* **Request**: Output all entries verbatim. Skip pictures.

— start Input for this task —

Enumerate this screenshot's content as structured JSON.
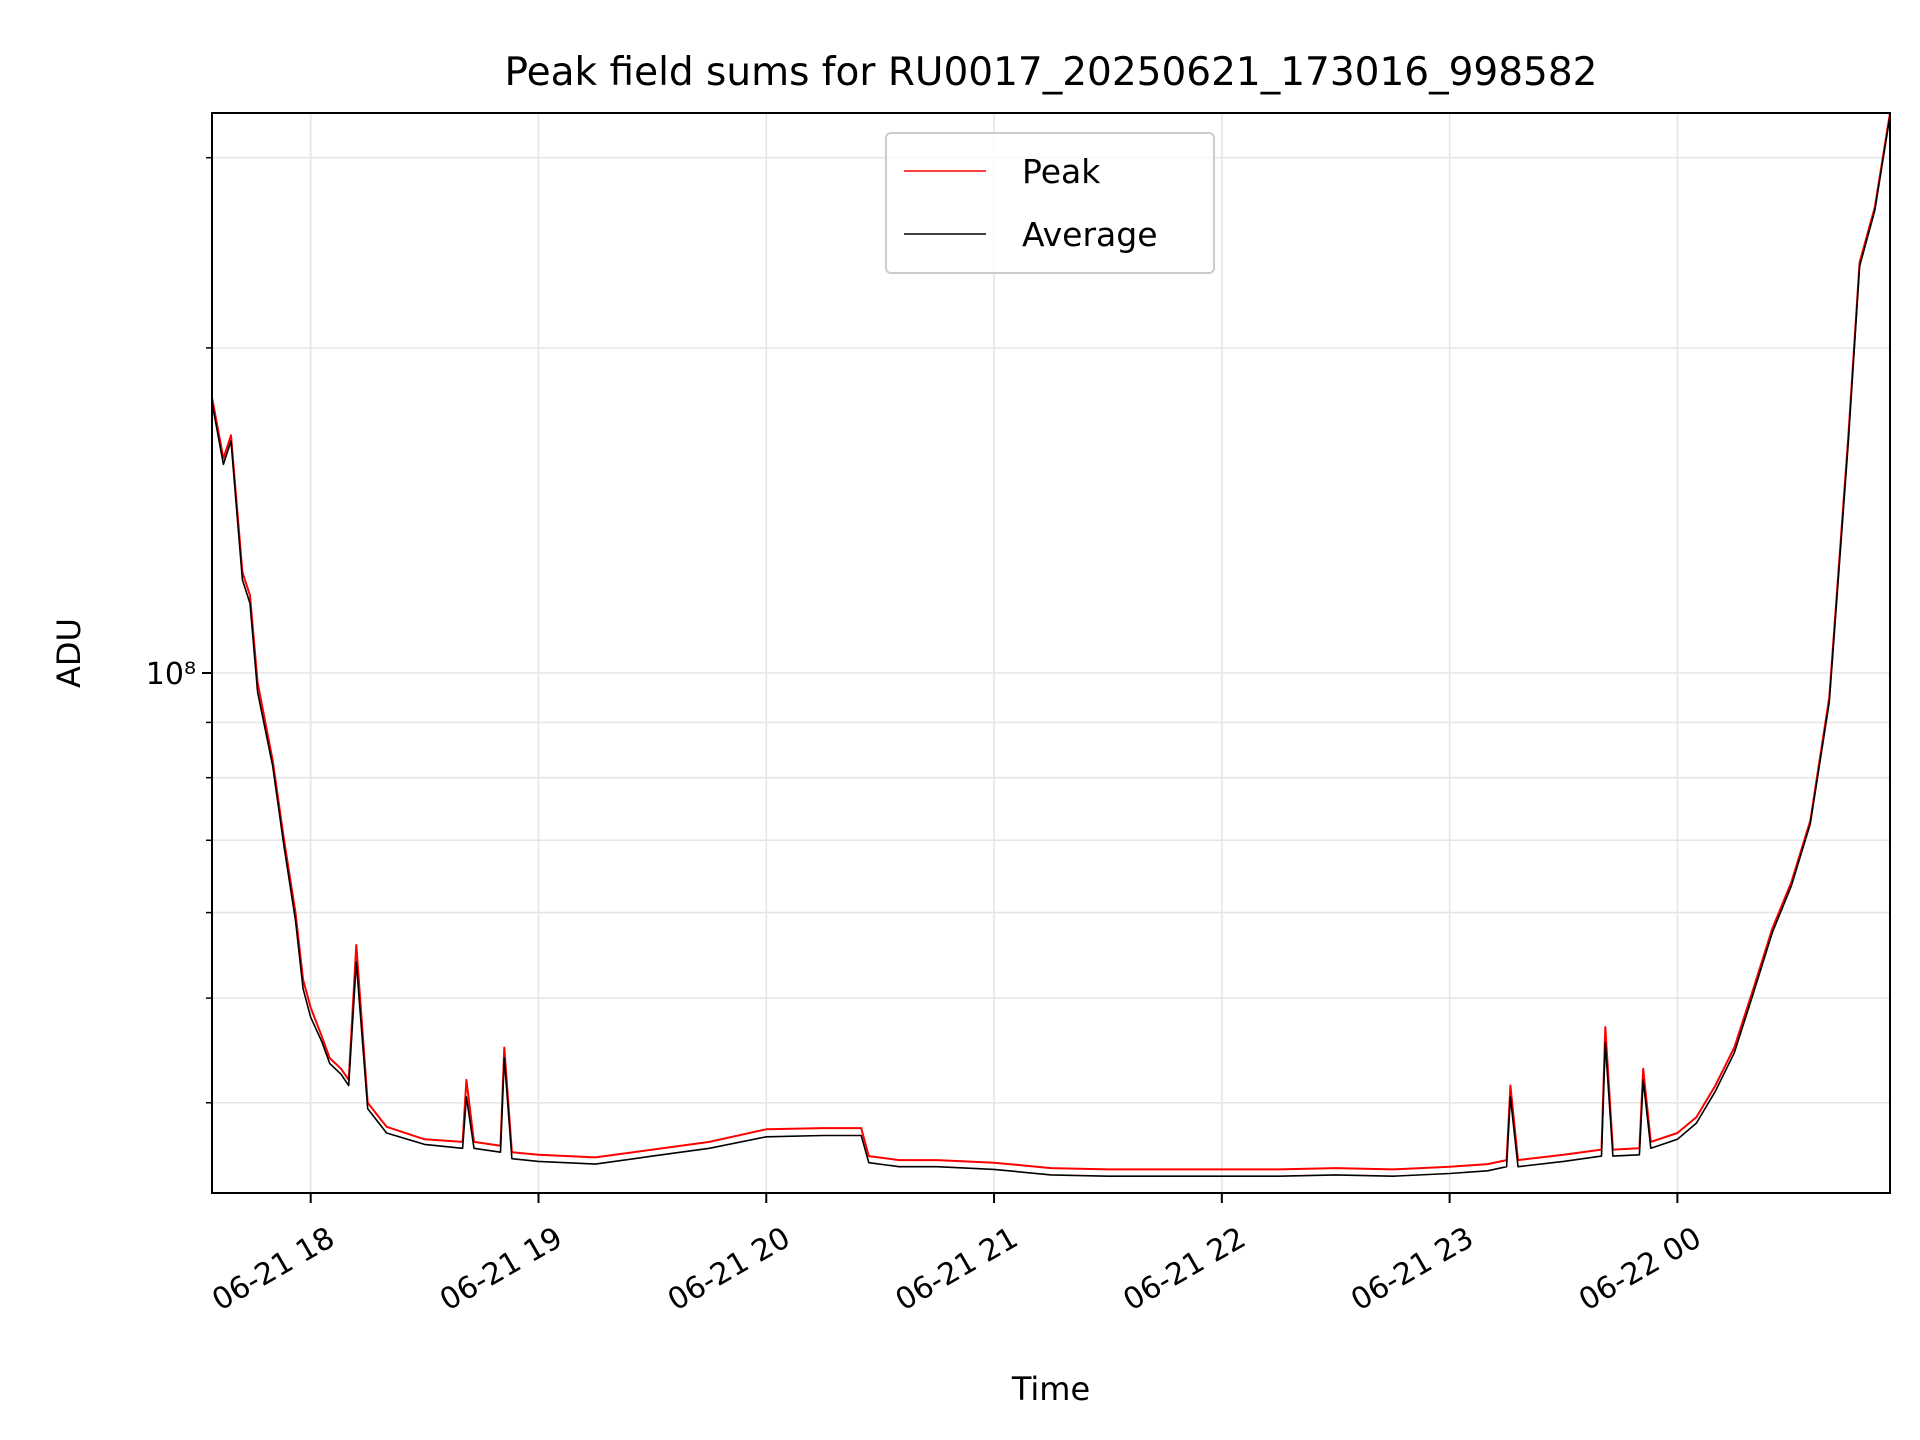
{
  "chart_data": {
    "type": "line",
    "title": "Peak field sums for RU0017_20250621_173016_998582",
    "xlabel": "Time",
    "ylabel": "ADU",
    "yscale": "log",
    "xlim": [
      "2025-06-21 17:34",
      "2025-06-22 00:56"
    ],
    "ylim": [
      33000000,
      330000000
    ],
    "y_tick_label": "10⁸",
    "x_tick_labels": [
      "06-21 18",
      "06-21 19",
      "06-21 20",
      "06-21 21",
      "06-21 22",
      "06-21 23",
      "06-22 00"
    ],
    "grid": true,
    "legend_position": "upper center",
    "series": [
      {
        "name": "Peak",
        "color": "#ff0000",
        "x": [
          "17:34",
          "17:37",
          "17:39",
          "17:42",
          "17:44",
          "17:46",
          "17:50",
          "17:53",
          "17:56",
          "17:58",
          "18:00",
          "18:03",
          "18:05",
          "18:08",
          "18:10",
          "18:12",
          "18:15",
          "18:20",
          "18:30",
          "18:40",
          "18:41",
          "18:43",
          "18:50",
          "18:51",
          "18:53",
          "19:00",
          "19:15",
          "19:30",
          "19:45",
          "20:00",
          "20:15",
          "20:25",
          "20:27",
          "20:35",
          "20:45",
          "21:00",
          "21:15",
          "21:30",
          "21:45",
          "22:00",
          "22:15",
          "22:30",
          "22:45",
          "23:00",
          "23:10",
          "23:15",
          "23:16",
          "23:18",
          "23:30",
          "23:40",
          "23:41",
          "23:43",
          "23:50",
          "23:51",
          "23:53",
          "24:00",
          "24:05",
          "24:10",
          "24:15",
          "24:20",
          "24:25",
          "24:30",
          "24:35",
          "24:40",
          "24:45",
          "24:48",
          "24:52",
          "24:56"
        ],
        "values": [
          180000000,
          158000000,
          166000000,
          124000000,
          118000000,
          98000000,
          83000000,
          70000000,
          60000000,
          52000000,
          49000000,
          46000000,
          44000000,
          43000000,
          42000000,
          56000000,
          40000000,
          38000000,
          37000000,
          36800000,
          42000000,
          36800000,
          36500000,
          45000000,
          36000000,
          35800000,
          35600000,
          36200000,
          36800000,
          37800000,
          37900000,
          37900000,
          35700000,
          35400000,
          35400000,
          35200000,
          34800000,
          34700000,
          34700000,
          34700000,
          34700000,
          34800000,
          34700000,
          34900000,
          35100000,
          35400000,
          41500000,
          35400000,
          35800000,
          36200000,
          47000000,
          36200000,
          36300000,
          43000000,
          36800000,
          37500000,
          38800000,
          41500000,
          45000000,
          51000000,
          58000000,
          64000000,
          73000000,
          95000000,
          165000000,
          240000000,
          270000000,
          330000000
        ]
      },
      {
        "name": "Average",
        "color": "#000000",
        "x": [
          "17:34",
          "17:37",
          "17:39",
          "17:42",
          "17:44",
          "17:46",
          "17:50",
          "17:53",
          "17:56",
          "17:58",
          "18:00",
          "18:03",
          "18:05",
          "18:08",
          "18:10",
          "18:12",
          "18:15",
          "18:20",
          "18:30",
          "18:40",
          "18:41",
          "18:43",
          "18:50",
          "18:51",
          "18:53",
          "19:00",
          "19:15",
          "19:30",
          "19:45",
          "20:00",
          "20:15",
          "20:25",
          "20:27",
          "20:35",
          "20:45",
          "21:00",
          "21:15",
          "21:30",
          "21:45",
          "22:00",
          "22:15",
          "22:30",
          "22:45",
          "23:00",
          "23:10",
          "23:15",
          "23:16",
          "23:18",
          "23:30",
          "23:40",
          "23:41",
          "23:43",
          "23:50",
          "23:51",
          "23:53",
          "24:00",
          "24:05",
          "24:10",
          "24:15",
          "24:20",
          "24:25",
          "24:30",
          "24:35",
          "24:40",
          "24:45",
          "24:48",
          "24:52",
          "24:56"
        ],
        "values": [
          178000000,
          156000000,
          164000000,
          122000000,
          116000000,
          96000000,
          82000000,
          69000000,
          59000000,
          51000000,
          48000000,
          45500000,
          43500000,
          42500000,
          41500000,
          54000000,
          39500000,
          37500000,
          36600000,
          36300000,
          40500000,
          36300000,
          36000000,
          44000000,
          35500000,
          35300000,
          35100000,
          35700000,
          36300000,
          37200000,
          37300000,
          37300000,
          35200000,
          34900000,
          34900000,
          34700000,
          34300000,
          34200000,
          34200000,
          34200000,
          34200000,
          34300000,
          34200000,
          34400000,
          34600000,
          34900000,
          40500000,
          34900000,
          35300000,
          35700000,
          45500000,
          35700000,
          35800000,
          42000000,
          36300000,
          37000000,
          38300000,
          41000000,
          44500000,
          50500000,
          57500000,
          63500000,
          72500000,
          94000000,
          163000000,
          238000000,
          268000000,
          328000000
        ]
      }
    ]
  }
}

— end Input for this task —

* **Exercise solution**:
Enumerate this screenshot's content as structured JSON.
{
  "chart_data": {
    "type": "line",
    "title": "Peak field sums for RU0017_20250621_173016_998582",
    "xlabel": "Time",
    "ylabel": "ADU",
    "yscale": "log",
    "xlim": [
      "2025-06-21 17:34",
      "2025-06-22 00:56"
    ],
    "ylim": [
      33000000,
      330000000
    ],
    "y_tick_label": "10⁸",
    "x_tick_labels": [
      "06-21 18",
      "06-21 19",
      "06-21 20",
      "06-21 21",
      "06-21 22",
      "06-21 23",
      "06-22 00"
    ],
    "grid": true,
    "legend_position": "upper center",
    "series": [
      {
        "name": "Peak",
        "color": "#ff0000",
        "x": [
          "17:34",
          "17:37",
          "17:39",
          "17:42",
          "17:44",
          "17:46",
          "17:50",
          "17:53",
          "17:56",
          "17:58",
          "18:00",
          "18:03",
          "18:05",
          "18:08",
          "18:10",
          "18:12",
          "18:15",
          "18:20",
          "18:30",
          "18:40",
          "18:41",
          "18:43",
          "18:50",
          "18:51",
          "18:53",
          "19:00",
          "19:15",
          "19:30",
          "19:45",
          "20:00",
          "20:15",
          "20:25",
          "20:27",
          "20:35",
          "20:45",
          "21:00",
          "21:15",
          "21:30",
          "21:45",
          "22:00",
          "22:15",
          "22:30",
          "22:45",
          "23:00",
          "23:10",
          "23:15",
          "23:16",
          "23:18",
          "23:30",
          "23:40",
          "23:41",
          "23:43",
          "23:50",
          "23:51",
          "23:53",
          "24:00",
          "24:05",
          "24:10",
          "24:15",
          "24:20",
          "24:25",
          "24:30",
          "24:35",
          "24:40",
          "24:45",
          "24:48",
          "24:52",
          "24:56"
        ],
        "values": [
          180000000,
          158000000,
          166000000,
          124000000,
          118000000,
          98000000,
          83000000,
          70000000,
          60000000,
          52000000,
          49000000,
          46000000,
          44000000,
          43000000,
          42000000,
          56000000,
          40000000,
          38000000,
          37000000,
          36800000,
          42000000,
          36800000,
          36500000,
          45000000,
          36000000,
          35800000,
          35600000,
          36200000,
          36800000,
          37800000,
          37900000,
          37900000,
          35700000,
          35400000,
          35400000,
          35200000,
          34800000,
          34700000,
          34700000,
          34700000,
          34700000,
          34800000,
          34700000,
          34900000,
          35100000,
          35400000,
          41500000,
          35400000,
          35800000,
          36200000,
          47000000,
          36200000,
          36300000,
          43000000,
          36800000,
          37500000,
          38800000,
          41500000,
          45000000,
          51000000,
          58000000,
          64000000,
          73000000,
          95000000,
          165000000,
          240000000,
          270000000,
          330000000
        ]
      },
      {
        "name": "Average",
        "color": "#000000",
        "x": [
          "17:34",
          "17:37",
          "17:39",
          "17:42",
          "17:44",
          "17:46",
          "17:50",
          "17:53",
          "17:56",
          "17:58",
          "18:00",
          "18:03",
          "18:05",
          "18:08",
          "18:10",
          "18:12",
          "18:15",
          "18:20",
          "18:30",
          "18:40",
          "18:41",
          "18:43",
          "18:50",
          "18:51",
          "18:53",
          "19:00",
          "19:15",
          "19:30",
          "19:45",
          "20:00",
          "20:15",
          "20:25",
          "20:27",
          "20:35",
          "20:45",
          "21:00",
          "21:15",
          "21:30",
          "21:45",
          "22:00",
          "22:15",
          "22:30",
          "22:45",
          "23:00",
          "23:10",
          "23:15",
          "23:16",
          "23:18",
          "23:30",
          "23:40",
          "23:41",
          "23:43",
          "23:50",
          "23:51",
          "23:53",
          "24:00",
          "24:05",
          "24:10",
          "24:15",
          "24:20",
          "24:25",
          "24:30",
          "24:35",
          "24:40",
          "24:45",
          "24:48",
          "24:52",
          "24:56"
        ],
        "values": [
          178000000,
          156000000,
          164000000,
          122000000,
          116000000,
          96000000,
          82000000,
          69000000,
          59000000,
          51000000,
          48000000,
          45500000,
          43500000,
          42500000,
          41500000,
          54000000,
          39500000,
          37500000,
          36600000,
          36300000,
          40500000,
          36300000,
          36000000,
          44000000,
          35500000,
          35300000,
          35100000,
          35700000,
          36300000,
          37200000,
          37300000,
          37300000,
          35200000,
          34900000,
          34900000,
          34700000,
          34300000,
          34200000,
          34200000,
          34200000,
          34200000,
          34300000,
          34200000,
          34400000,
          34600000,
          34900000,
          40500000,
          34900000,
          35300000,
          35700000,
          45500000,
          35700000,
          35800000,
          42000000,
          36300000,
          37000000,
          38300000,
          41000000,
          44500000,
          50500000,
          57500000,
          63500000,
          72500000,
          94000000,
          163000000,
          238000000,
          268000000,
          328000000
        ]
      }
    ]
  }
}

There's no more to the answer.